INPUT DATA:
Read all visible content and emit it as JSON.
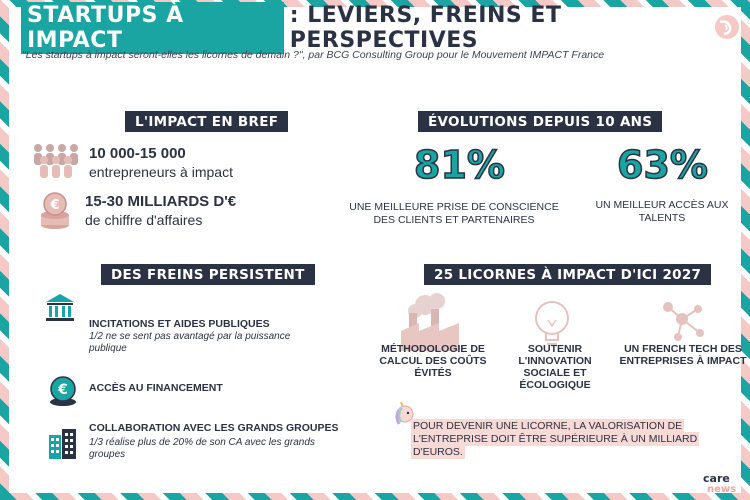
{
  "header": {
    "title_highlight": "STARTUPS À IMPACT",
    "title_rest": ": LEVIERS, FREINS ET PERSPECTIVES",
    "subtitle": "\"Les startups à impact seront-elles les licornes de demain ?\", par BCG Consulting Group pour le Mouvement IMPACT France"
  },
  "impact_en_bref": {
    "heading": "L'IMPACT EN BREF",
    "stat1_value": "10 000-15 000",
    "stat1_label": "entrepreneurs à impact",
    "stat2_value": "15-30 MILLIARDS D'€",
    "stat2_label": "de chiffre d'affaires"
  },
  "evolutions": {
    "heading": "ÉVOLUTIONS DEPUIS 10 ANS",
    "items": [
      {
        "value": "81%",
        "label": "UNE MEILLEURE PRISE DE CONSCIENCE DES CLIENTS ET PARTENAIRES"
      },
      {
        "value": "63%",
        "label": "UN MEILLEUR ACCÈS AUX TALENTS"
      }
    ]
  },
  "freins": {
    "heading": "DES FREINS PERSISTENT",
    "items": [
      {
        "title": "INCITATIONS ET AIDES PUBLIQUES",
        "desc": "1/2 ne se sent pas avantagé par la puissance publique",
        "icon": "bank-icon"
      },
      {
        "title": "ACCÈS AU FINANCEMENT",
        "desc": "",
        "icon": "euro-coin-icon"
      },
      {
        "title": "COLLABORATION AVEC LES GRANDS GROUPES",
        "desc": "1/3 réalise plus de 20% de son CA avec les grands groupes",
        "icon": "buildings-icon"
      }
    ]
  },
  "licornes": {
    "heading": "25 LICORNES À IMPACT D'ICI 2027",
    "items": [
      {
        "label": "MÉTHODOLOGIE DE CALCUL DES COÛTS ÉVITÉS",
        "icon": "factory-smoke-icon"
      },
      {
        "label": "SOUTENIR L'INNOVATION SOCIALE ET ÉCOLOGIQUE",
        "icon": "lightbulb-icon"
      },
      {
        "label": "UN FRENCH TECH DES ENTREPRISES À IMPACT",
        "icon": "network-icon"
      }
    ],
    "note": "POUR DEVENIR UNE LICORNE, LA VALORISATION DE L'ENTREPRISE DOIT ÊTRE SUPÉRIEURE À UN MILLIARD D'EUROS."
  },
  "brand": {
    "line1": "care",
    "line2": "news"
  },
  "colors": {
    "teal": "#1aa5a2",
    "navy": "#2b3243",
    "pink": "#f4c9c6"
  }
}
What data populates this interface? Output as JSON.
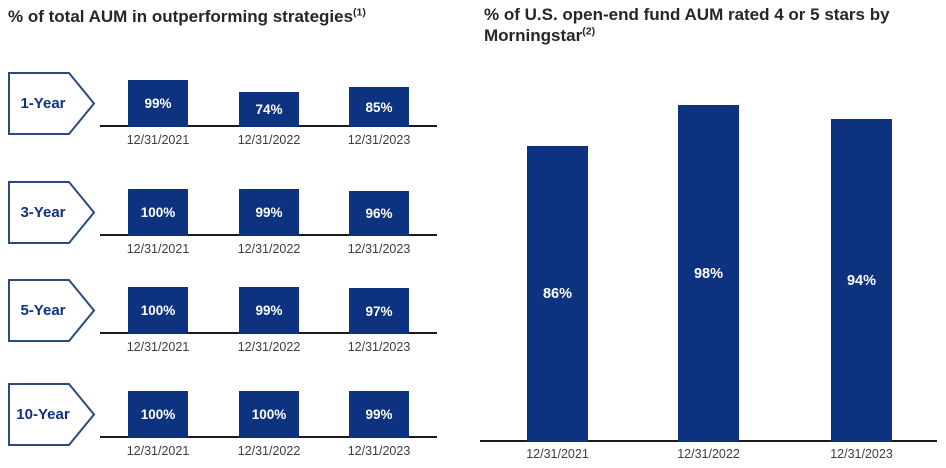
{
  "colors": {
    "bar_fill": "#0d3380",
    "bar_value_text": "#ffffff",
    "arrow_border": "#2b4a7e",
    "arrow_text": "#0d3380",
    "title_text": "#262626",
    "date_text": "#3d3d3d",
    "axis_line": "#1b1b1b",
    "background": "#ffffff"
  },
  "chart_data": [
    {
      "type": "bar",
      "layout": "small-multiples-rows",
      "title": "% of total AUM in outperforming strategies",
      "footnote_marker": "(1)",
      "categories": [
        "12/31/2021",
        "12/31/2022",
        "12/31/2023"
      ],
      "series": [
        {
          "name": "1-Year",
          "values": [
            99,
            74,
            85
          ]
        },
        {
          "name": "3-Year",
          "values": [
            100,
            99,
            96
          ]
        },
        {
          "name": "5-Year",
          "values": [
            100,
            99,
            97
          ]
        },
        {
          "name": "10-Year",
          "values": [
            100,
            100,
            99
          ]
        }
      ],
      "value_suffix": "%",
      "ylim": [
        0,
        100
      ],
      "grid": false,
      "legend": "none",
      "value_labels": "inside-center-white"
    },
    {
      "type": "bar",
      "layout": "single",
      "title": "% of U.S. open-end fund AUM rated 4 or 5 stars by Morningstar",
      "footnote_marker": "(2)",
      "categories": [
        "12/31/2021",
        "12/31/2022",
        "12/31/2023"
      ],
      "values": [
        86,
        98,
        94
      ],
      "value_suffix": "%",
      "ylim": [
        0,
        100
      ],
      "grid": false,
      "legend": "none",
      "value_labels": "inside-center-white"
    }
  ]
}
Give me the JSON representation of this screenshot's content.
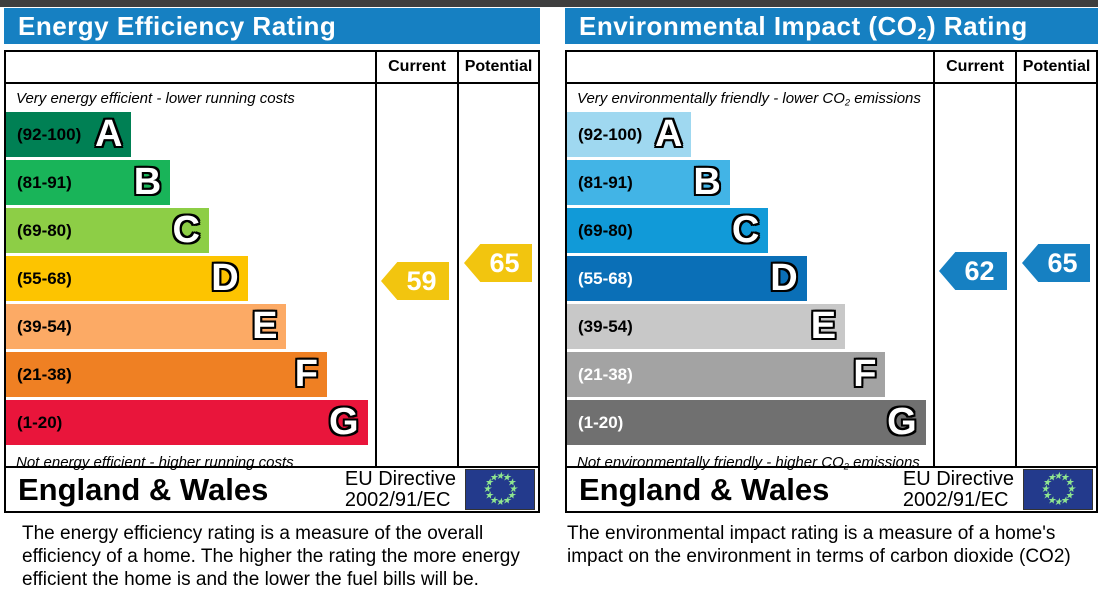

TASK: Reproduce the whole listing above word for word, but not its pictures.

WRITTEN ANSWER:
Read all visible content and emit it as JSON.
{
  "header": {
    "title_highlight": "STARTUPS À IMPACT",
    "title_rest": ": LEVIERS, FREINS ET PERSPECTIVES",
    "subtitle": "\"Les startups à impact seront-elles les licornes de demain ?\", par BCG Consulting Group pour le Mouvement IMPACT France"
  },
  "impact_en_bref": {
    "heading": "L'IMPACT EN BREF",
    "stat1_value": "10 000-15 000",
    "stat1_label": "entrepreneurs à impact",
    "stat2_value": "15-30 MILLIARDS D'€",
    "stat2_label": "de chiffre d'affaires"
  },
  "evolutions": {
    "heading": "ÉVOLUTIONS DEPUIS 10 ANS",
    "items": [
      {
        "value": "81%",
        "label": "UNE MEILLEURE PRISE DE CONSCIENCE DES CLIENTS ET PARTENAIRES"
      },
      {
        "value": "63%",
        "label": "UN MEILLEUR ACCÈS AUX TALENTS"
      }
    ]
  },
  "freins": {
    "heading": "DES FREINS PERSISTENT",
    "items": [
      {
        "title": "INCITATIONS ET AIDES PUBLIQUES",
        "desc": "1/2 ne se sent pas avantagé par la puissance publique",
        "icon": "bank-icon"
      },
      {
        "title": "ACCÈS AU FINANCEMENT",
        "desc": "",
        "icon": "euro-coin-icon"
      },
      {
        "title": "COLLABORATION AVEC LES GRANDS GROUPES",
        "desc": "1/3 réalise plus de 20% de son CA avec les grands groupes",
        "icon": "buildings-icon"
      }
    ]
  },
  "licornes": {
    "heading": "25 LICORNES À IMPACT D'ICI 2027",
    "items": [
      {
        "label": "MÉTHODOLOGIE DE CALCUL DES COÛTS ÉVITÉS",
        "icon": "factory-smoke-icon"
      },
      {
        "label": "SOUTENIR L'INNOVATION SOCIALE ET ÉCOLOGIQUE",
        "icon": "lightbulb-icon"
      },
      {
        "label": "UN FRENCH TECH DES ENTREPRISES À IMPACT",
        "icon": "network-icon"
      }
    ],
    "note": "POUR DEVENIR UNE LICORNE, LA VALORISATION DE L'ENTREPRISE DOIT ÊTRE SUPÉRIEURE À UN MILLIARD D'EUROS."
  },
  "brand": {
    "line1": "care",
    "line2": "news"
  },
  "colors": {
    "teal": "#1aa5a2",
    "navy": "#2b3243",
    "pink": "#f4c9c6"
  }
}
What data populates this interface? Output as JSON.
{
  "colors": {
    "bar_fill": "#0d3380",
    "bar_value_text": "#ffffff",
    "arrow_border": "#2b4a7e",
    "arrow_text": "#0d3380",
    "title_text": "#262626",
    "date_text": "#3d3d3d",
    "axis_line": "#1b1b1b",
    "background": "#ffffff"
  },
  "chart_data": [
    {
      "type": "bar",
      "layout": "small-multiples-rows",
      "title": "% of total AUM in outperforming strategies",
      "footnote_marker": "(1)",
      "categories": [
        "12/31/2021",
        "12/31/2022",
        "12/31/2023"
      ],
      "series": [
        {
          "name": "1-Year",
          "values": [
            99,
            74,
            85
          ]
        },
        {
          "name": "3-Year",
          "values": [
            100,
            99,
            96
          ]
        },
        {
          "name": "5-Year",
          "values": [
            100,
            99,
            97
          ]
        },
        {
          "name": "10-Year",
          "values": [
            100,
            100,
            99
          ]
        }
      ],
      "value_suffix": "%",
      "ylim": [
        0,
        100
      ],
      "grid": false,
      "legend": "none",
      "value_labels": "inside-center-white"
    },
    {
      "type": "bar",
      "layout": "single",
      "title": "% of U.S. open-end fund AUM rated 4 or 5 stars by Morningstar",
      "footnote_marker": "(2)",
      "categories": [
        "12/31/2021",
        "12/31/2022",
        "12/31/2023"
      ],
      "values": [
        86,
        98,
        94
      ],
      "value_suffix": "%",
      "ylim": [
        0,
        100
      ],
      "grid": false,
      "legend": "none",
      "value_labels": "inside-center-white"
    }
  ]
}
Give me the JSON representation of this screenshot's content.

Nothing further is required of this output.